- [TASK STATEMENT] Keep only those lines of the records that include the string "igen".
begin DATASET EXTRACT
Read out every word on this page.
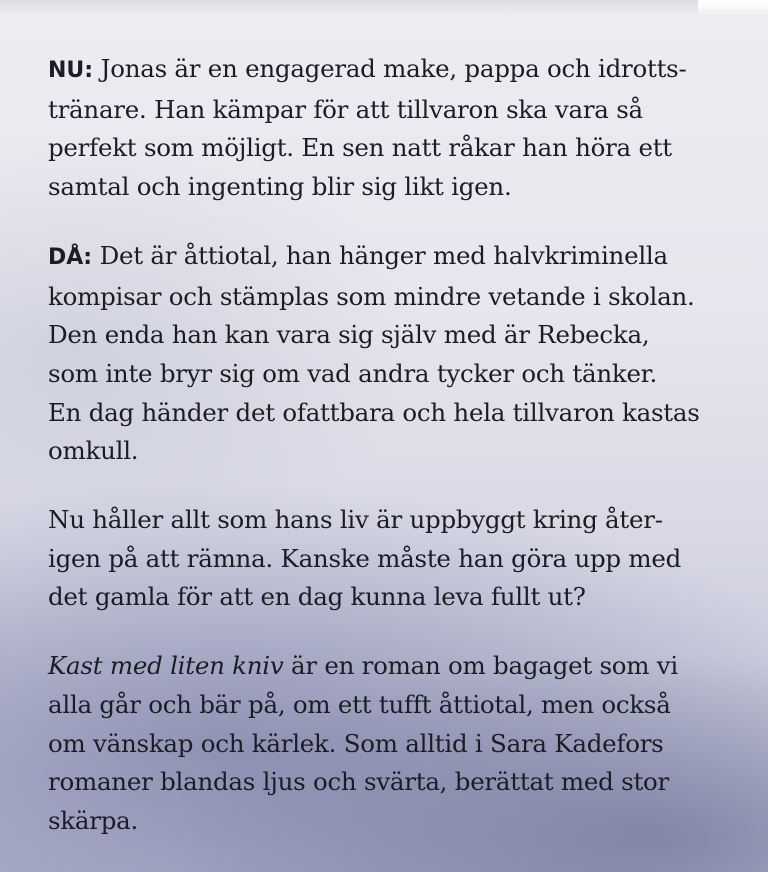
NU: Jonas är en engagerad make, pappa och idrotts-
tränare. Han kämpar för att tillvaron ska vara så
perfekt som möjligt. En sen natt råkar han höra ett
samtal och ingenting blir sig likt igen.

DÅ: Det är åttiotal, han hänger med halvkriminella
kompisar och stämplas som mindre vetande i skolan.
Den enda han kan vara sig själv med är Rebecka,
som inte bryr sig om vad andra tycker och tänker.
En dag händer det ofattbara och hela tillvaron kastas
omkull.

Nu håller allt som hans liv är uppbyggt kring åter-
igen på att rämna. Kanske måste han göra upp med
det gamla för att en dag kunna leva fullt ut?

Kast med liten kniv är en roman om bagaget som vi
alla går och bär på, om ett tufft åttiotal, men också
om vänskap och kärlek. Som alltid i Sara Kadefors
romaner blandas ljus och svärta, berättat med stor
skärpa.
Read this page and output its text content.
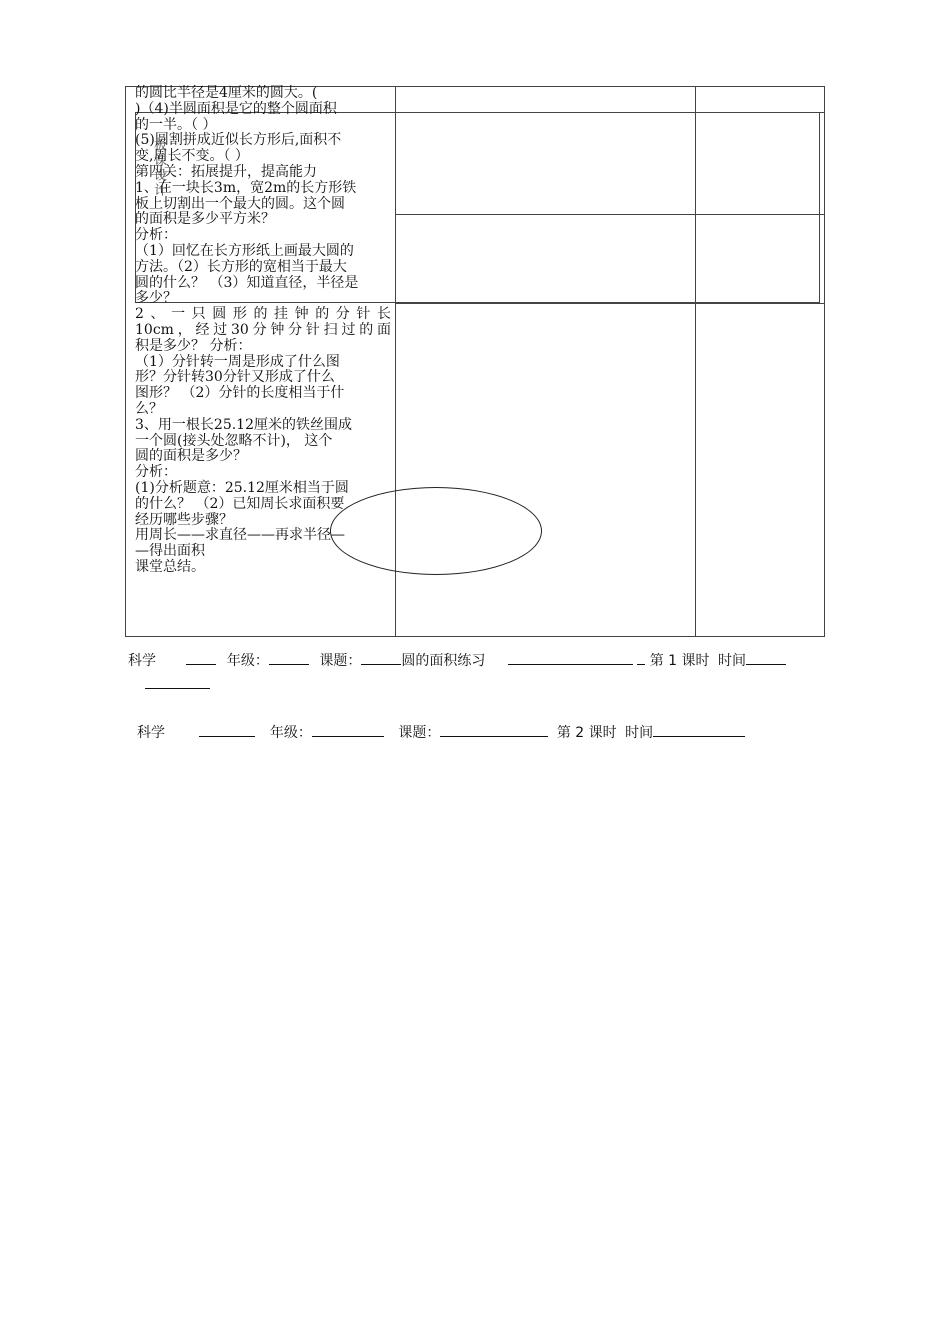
的圆比半径是4厘米的圆大。(
)（4)半圆面积是它的整个圆面积
的一半。（ ）
(5)圆割拼成近似长方形后,面积不
变,周长不变。（ ）
第四关：拓展提升，提高能力
1、在一块长3m，宽2m的长方形铁
板上切割出一个最大的圆。这个圆
的面积是多少平方米？
分析：
（1）回忆在长方形纸上画最大圆的
方法。（2）长方形的宽相当于最大
圆的什么？ （3）知道直径，半径是
多少？
2、一只圆形的挂钟的分针长
10cm，经过30分钟分针扫过的面
积是多少？ 分析：
（1）分针转一周是形成了什么图
形？分针转30分针又形成了什么
图形？ （2）分针的长度相当于什
么？
3、用一根长25.12厘米的铁丝围成
一个圆(接头处忽略不计)， 这个
圆的面积是多少？
分析：
(1)分析题意：25.12厘米相当于圆
的什么？ （2）已知周长求面积要
经历哪些步骤？
用周长——求直径——再求半径—
—得出面积
课堂总结。
板课设计
科学	年级：	课题：	圆的面积练习	第 1 课时 时间
科学	年级：	课题：	第 2 课时 时间
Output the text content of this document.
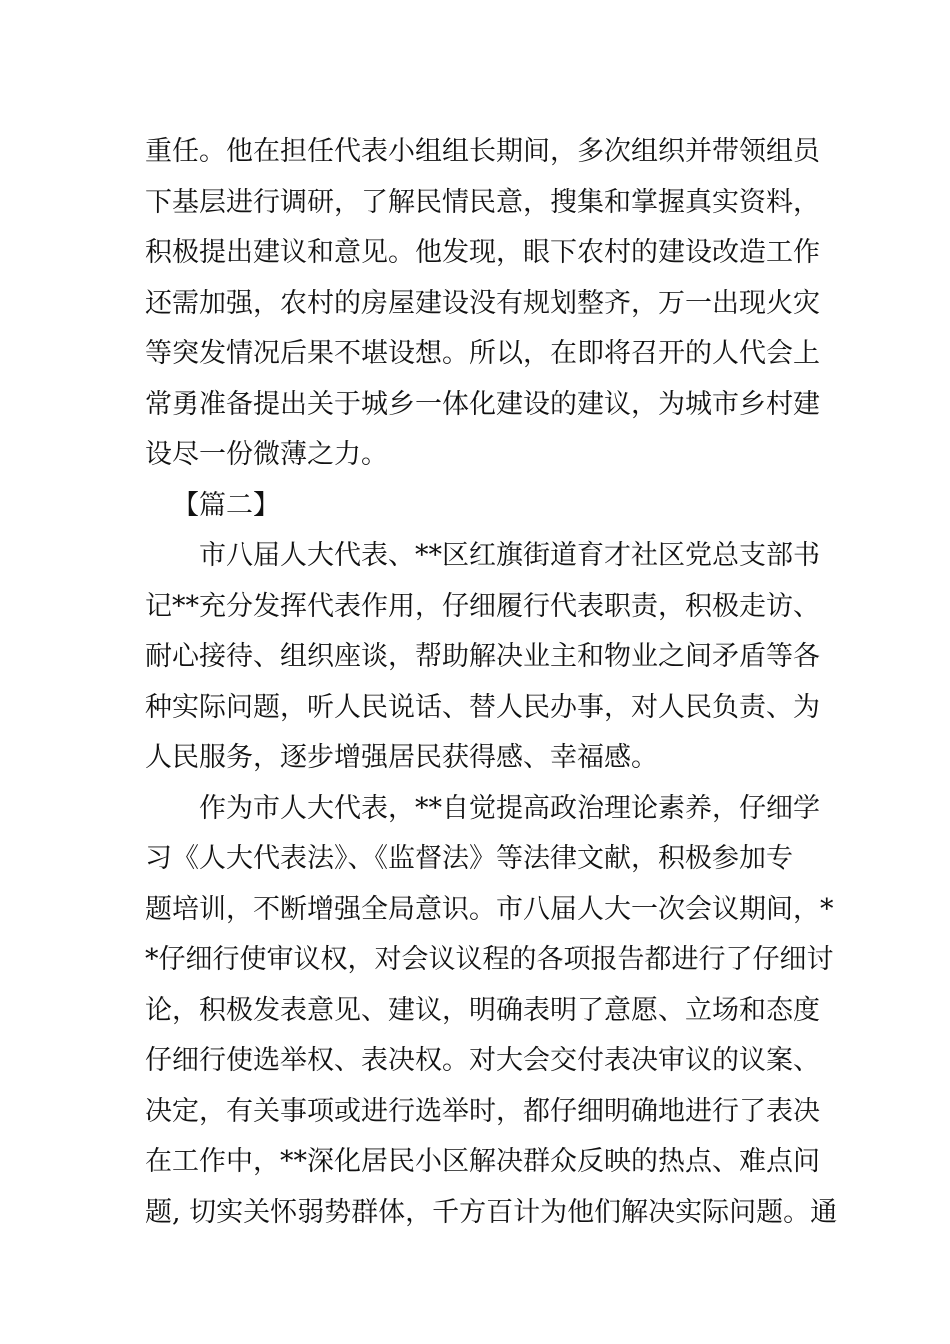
重任。他在担任代表小组组长期间，多次组织并带领组员
下基层进行调研，了解民情民意，搜集和掌握真实资料，
积极提出建议和意见。他发现，眼下农村的建设改造工作
还需加强，农村的房屋建设没有规划整齐，万一出现火灾
等突发情况后果不堪设想。所以，在即将召开的人代会上
常勇准备提出关于城乡一体化建设的建议，为城市乡村建
设尽一份微薄之力。
【篇二】
市八届人大代表、**区红旗街道育才社区党总支部书
记**充分发挥代表作用，仔细履行代表职责，积极走访、
耐心接待、组织座谈，帮助解决业主和物业之间矛盾等各
种实际问题，听人民说话、替人民办事，对人民负责、为
人民服务，逐步增强居民获得感、幸福感。
作为市人大代表，**自觉提高政治理论素养，仔细学
习《人大代表法》、《监督法》等法律文献，积极参加专
题培训，不断增强全局意识。市八届人大一次会议期间，*
*仔细行使审议权，对会议议程的各项报告都进行了仔细讨
论，积极发表意见、建议，明确表明了意愿、立场和态度
仔细行使选举权、表决权。对大会交付表决审议的议案、
决定，有关事项或进行选举时，都仔细明确地进行了表决
在工作中，**深化居民小区解决群众反映的热点、难点问
题, 切实关怀弱势群体，千方百计为他们解决实际问题。通
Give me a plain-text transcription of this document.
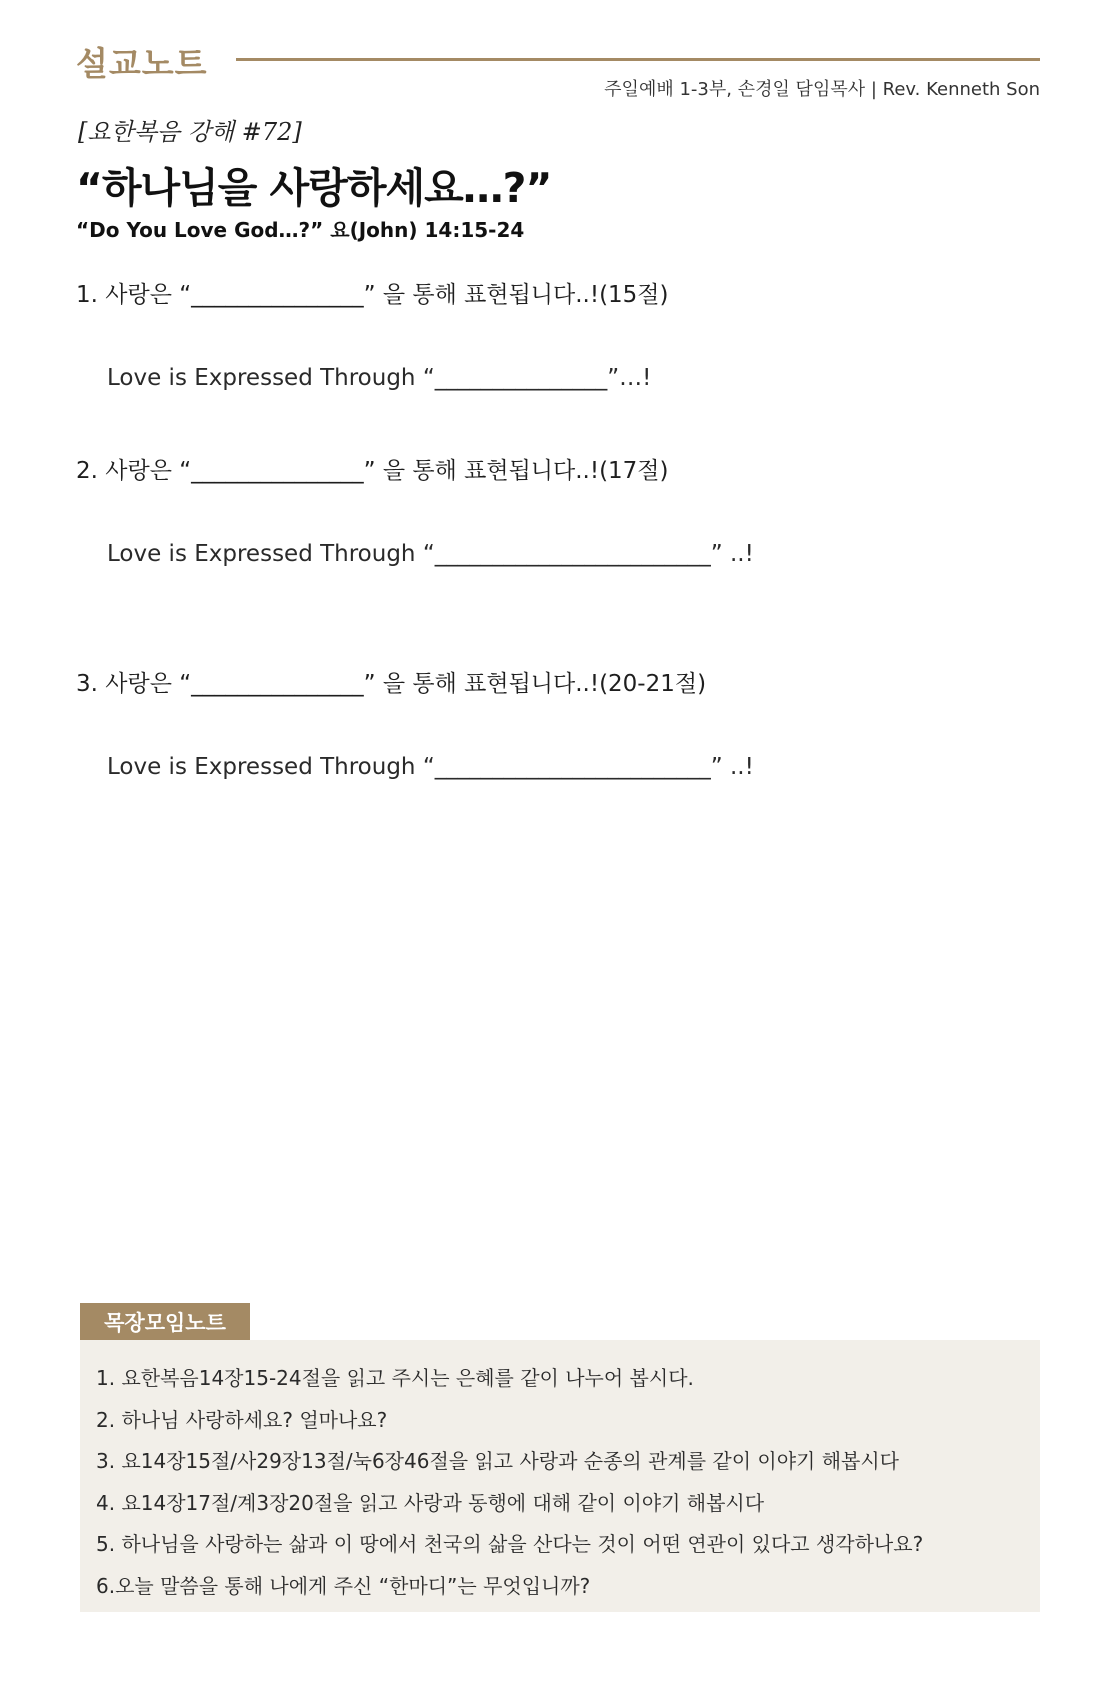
설교노트
주일예배 1-3부, 손경일 담임목사 | Rev. Kenneth Son
[요한복음 강해 #72]
“하나님을 사랑하세요…?”
“Do You Love God…?” 요(John) 14:15-24
1. 사랑은 “_______________” 을 통해 표현됩니다..!(15절)
Love is Expressed Through “_______________”…!
2. 사랑은 “_______________” 을 통해 표현됩니다..!(17절)
Love is Expressed Through “________________________” ..!
3. 사랑은 “_______________” 을 통해 표현됩니다..!(20-21절)
Love is Expressed Through “________________________” ..!
목장모임노트
1. 요한복음14장15-24절을 읽고 주시는 은혜를 같이 나누어 봅시다.
2. 하나님 사랑하세요? 얼마나요?
3. 요14장15절/사29장13절/눅6장46절을 읽고 사랑과 순종의 관계를 같이 이야기 해봅시다
4. 요14장17절/계3장20절을 읽고 사랑과 동행에 대해 같이 이야기 해봅시다
5. 하나님을 사랑하는 삶과 이 땅에서 천국의 삶을 산다는 것이 어떤 연관이 있다고 생각하나요?
6.오늘 말씀을 통해 나에게 주신 “한마디”는 무엇입니까?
end DATASET EXTRACT
- [RESULT FOR THIS TASK]
samtal och ingenting blir sig likt igen.
igen på att rämna. Kanske måste han göra upp med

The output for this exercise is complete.